(Beginning of MATERIAL SUPPLIED)

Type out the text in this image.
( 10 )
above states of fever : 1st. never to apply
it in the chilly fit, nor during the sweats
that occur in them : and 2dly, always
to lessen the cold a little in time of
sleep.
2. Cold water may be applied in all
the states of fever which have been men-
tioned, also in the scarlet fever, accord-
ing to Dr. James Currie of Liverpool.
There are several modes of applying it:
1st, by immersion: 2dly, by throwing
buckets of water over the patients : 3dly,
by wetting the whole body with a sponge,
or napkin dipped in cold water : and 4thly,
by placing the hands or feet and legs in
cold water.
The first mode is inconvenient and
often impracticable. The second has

(End of MATERIAL SUPPLIED)

ACTIVITY: Looking at the records above, please work out how many lines contain "states" and state only that number.

ANSWER SPACE: 2